→ **Given instruction**
Write out the material again exactly, please, and omit the pictures.

→ **The data**
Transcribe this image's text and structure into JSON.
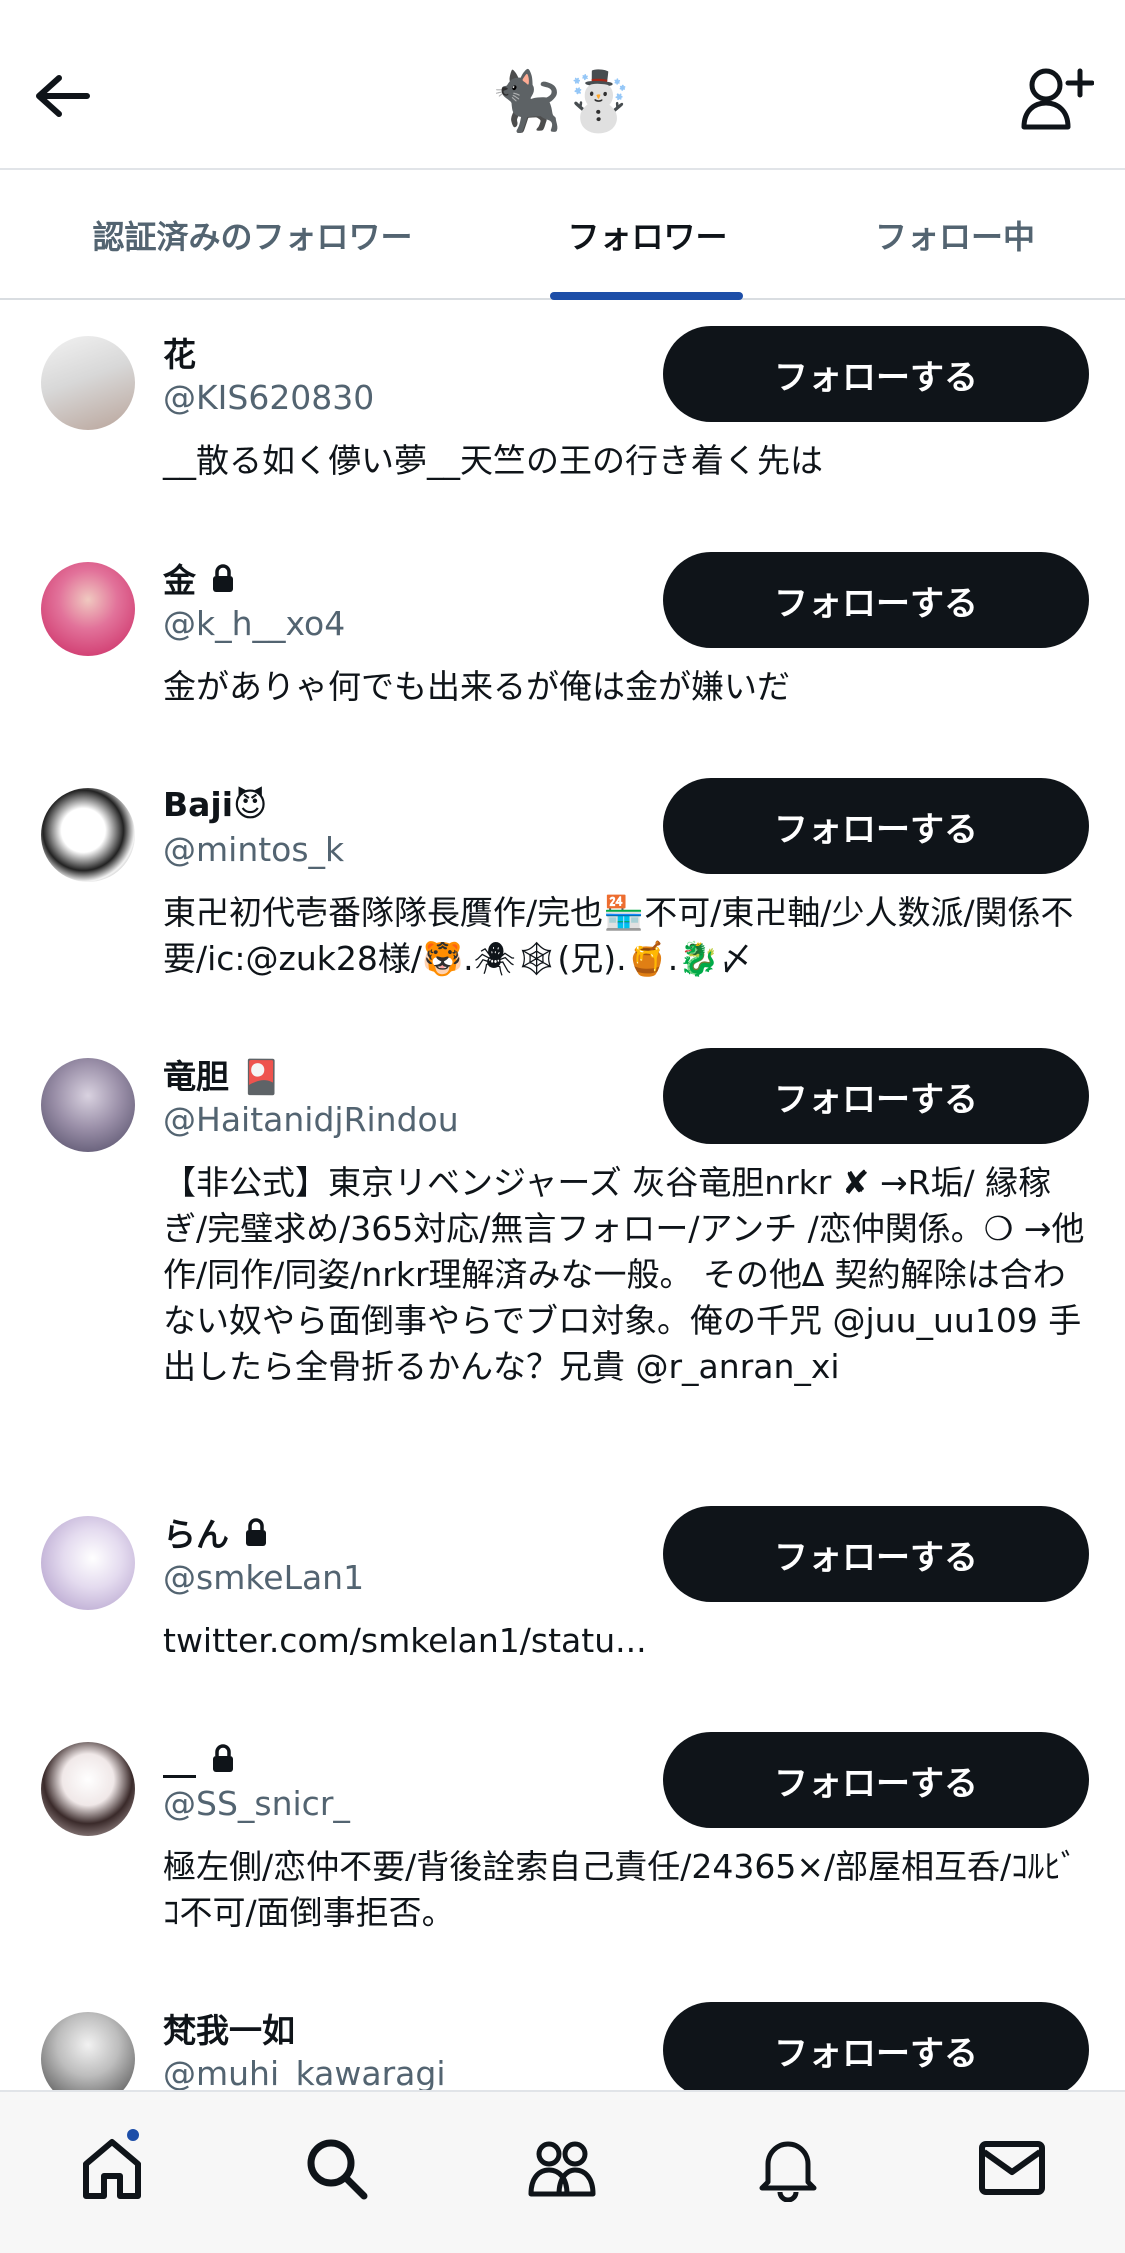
{
  "header": {
    "title": "🐈‍⬛☃️",
    "back_icon": "arrow-left-icon",
    "add_icon": "add-user-icon"
  },
  "tabs": [
    {
      "label": "認証済みのフォロワー",
      "active": false
    },
    {
      "label": "フォロワー",
      "active": true
    },
    {
      "label": "フォロー中",
      "active": false
    }
  ],
  "colors": {
    "accent": "#1d4ea8",
    "button_bg": "#0f1419",
    "secondary_text": "#536471"
  },
  "follow_label": "フォローする",
  "users": [
    {
      "name": "花",
      "handle": "@KIS620830",
      "locked": false,
      "bio": "__散る如く儚い夢__天竺の王の行き着く先は"
    },
    {
      "name": "金",
      "handle": "@k_h__xo4",
      "locked": true,
      "bio": "金がありゃ何でも出来るが俺は金が嫌いだ"
    },
    {
      "name": "Baji😈",
      "handle": "@mintos_k",
      "locked": false,
      "bio": "東卍初代壱番隊隊長贋作/完也🏪不可/東卍軸/少人数派/関係不要/ic:@zuk28様/🐯.🕷🕸(兄).🍯.🐉〆"
    },
    {
      "name": "竜胆 🎴",
      "handle": "@HaitanidjRindou",
      "locked": false,
      "bio": "【非公式】東京リベンジャーズ 灰谷竜胆nrkr ✘ →R垢/ 縁稼ぎ/完璧求め/365対応/無言フォロー/アンチ /恋仲関係。❍ →他作/同作/同姿/nrkr理解済みな一般。 その他∆ 契約解除は合わない奴やら面倒事やらでブロ対象。俺の千咒 @juu_uu109 手出したら全骨折るかんな？兄貴 @r_anran_xi"
    },
    {
      "name": "らん",
      "handle": "@smkeLan1",
      "locked": true,
      "bio": "twitter.com/smkelan1/statu..."
    },
    {
      "name": "__",
      "handle": "@SS_snicr_",
      "locked": true,
      "bio": "極左側/恋仲不要/背後詮索自己責任/24365×/部屋相互呑/ｺﾙﾋﾞｺ不可/面倒事拒否。"
    },
    {
      "name": "梵我一如",
      "handle": "@muhi_kawaragi",
      "locked": false,
      "bio": ""
    }
  ],
  "bottom_nav": [
    {
      "name": "home-icon",
      "badge": true
    },
    {
      "name": "search-icon",
      "badge": false
    },
    {
      "name": "communities-icon",
      "badge": false
    },
    {
      "name": "notifications-icon",
      "badge": false
    },
    {
      "name": "messages-icon",
      "badge": false
    }
  ]
}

→ **Response**
Transcribe this image's text and structure into JSON.
{
  "header": {
    "title": "🐈‍⬛☃️",
    "back_icon": "arrow-left-icon",
    "add_icon": "add-user-icon"
  },
  "tabs": [
    {
      "label": "認証済みのフォロワー",
      "active": false
    },
    {
      "label": "フォロワー",
      "active": true
    },
    {
      "label": "フォロー中",
      "active": false
    }
  ],
  "colors": {
    "accent": "#1d4ea8",
    "button_bg": "#0f1419",
    "secondary_text": "#536471"
  },
  "follow_label": "フォローする",
  "users": [
    {
      "name": "花",
      "handle": "@KIS620830",
      "locked": false,
      "bio": "__散る如く儚い夢__天竺の王の行き着く先は"
    },
    {
      "name": "金",
      "handle": "@k_h__xo4",
      "locked": true,
      "bio": "金がありゃ何でも出来るが俺は金が嫌いだ"
    },
    {
      "name": "Baji😈",
      "handle": "@mintos_k",
      "locked": false,
      "bio": "東卍初代壱番隊隊長贋作/完也🏪不可/東卍軸/少人数派/関係不要/ic:@zuk28様/🐯.🕷🕸(兄).🍯.🐉〆"
    },
    {
      "name": "竜胆 🎴",
      "handle": "@HaitanidjRindou",
      "locked": false,
      "bio": "【非公式】東京リベンジャーズ 灰谷竜胆nrkr ✘ →R垢/ 縁稼ぎ/完璧求め/365対応/無言フォロー/アンチ /恋仲関係。❍ →他作/同作/同姿/nrkr理解済みな一般。 その他∆ 契約解除は合わない奴やら面倒事やらでブロ対象。俺の千咒 @juu_uu109 手出したら全骨折るかんな？兄貴 @r_anran_xi"
    },
    {
      "name": "らん",
      "handle": "@smkeLan1",
      "locked": true,
      "bio": "twitter.com/smkelan1/statu..."
    },
    {
      "name": "__",
      "handle": "@SS_snicr_",
      "locked": true,
      "bio": "極左側/恋仲不要/背後詮索自己責任/24365×/部屋相互呑/ｺﾙﾋﾞｺ不可/面倒事拒否。"
    },
    {
      "name": "梵我一如",
      "handle": "@muhi_kawaragi",
      "locked": false,
      "bio": ""
    }
  ],
  "bottom_nav": [
    {
      "name": "home-icon",
      "badge": true
    },
    {
      "name": "search-icon",
      "badge": false
    },
    {
      "name": "communities-icon",
      "badge": false
    },
    {
      "name": "notifications-icon",
      "badge": false
    },
    {
      "name": "messages-icon",
      "badge": false
    }
  ]
}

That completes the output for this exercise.